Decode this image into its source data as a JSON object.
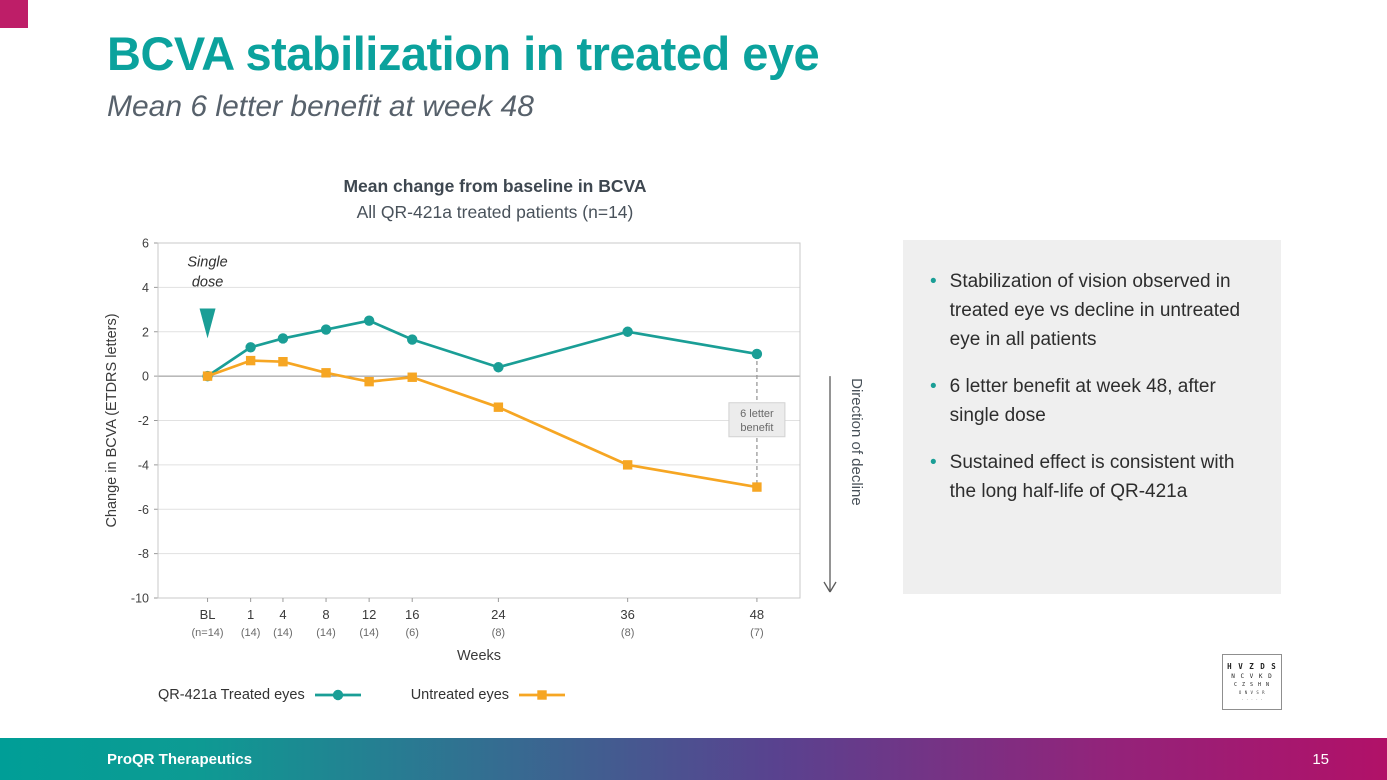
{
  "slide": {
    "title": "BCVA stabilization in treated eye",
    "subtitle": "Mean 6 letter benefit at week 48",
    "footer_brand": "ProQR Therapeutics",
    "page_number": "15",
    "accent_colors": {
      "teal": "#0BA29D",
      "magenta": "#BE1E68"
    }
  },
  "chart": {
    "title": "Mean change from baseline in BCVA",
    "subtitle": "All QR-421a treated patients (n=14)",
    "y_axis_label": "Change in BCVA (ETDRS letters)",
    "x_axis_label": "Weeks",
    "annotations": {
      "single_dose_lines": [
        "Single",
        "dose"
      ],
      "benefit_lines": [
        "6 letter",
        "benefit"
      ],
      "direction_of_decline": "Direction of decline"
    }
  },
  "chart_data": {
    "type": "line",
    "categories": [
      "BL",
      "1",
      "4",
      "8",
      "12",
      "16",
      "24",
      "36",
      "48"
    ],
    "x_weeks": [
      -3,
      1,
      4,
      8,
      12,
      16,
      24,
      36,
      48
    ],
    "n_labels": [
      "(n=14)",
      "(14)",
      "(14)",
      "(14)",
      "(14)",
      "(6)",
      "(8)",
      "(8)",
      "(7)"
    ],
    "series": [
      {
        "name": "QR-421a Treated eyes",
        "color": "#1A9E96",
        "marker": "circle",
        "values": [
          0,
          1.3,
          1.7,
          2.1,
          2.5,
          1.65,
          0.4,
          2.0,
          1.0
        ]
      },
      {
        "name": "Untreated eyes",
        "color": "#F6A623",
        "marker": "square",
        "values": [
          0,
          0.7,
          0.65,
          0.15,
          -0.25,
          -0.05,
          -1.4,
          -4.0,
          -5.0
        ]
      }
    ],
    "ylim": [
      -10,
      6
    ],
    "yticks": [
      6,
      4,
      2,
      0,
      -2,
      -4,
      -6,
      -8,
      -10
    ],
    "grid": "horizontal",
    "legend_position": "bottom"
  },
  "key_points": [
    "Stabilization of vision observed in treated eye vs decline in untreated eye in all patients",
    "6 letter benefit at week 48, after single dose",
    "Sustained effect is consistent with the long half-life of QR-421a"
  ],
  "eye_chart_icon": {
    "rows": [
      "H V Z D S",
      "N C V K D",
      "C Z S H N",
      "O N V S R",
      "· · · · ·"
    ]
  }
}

::::

How many lines of the material contain the string "BCVA"? Answer with the number and nothing else.

**EXPECTED OUTPUT:**
3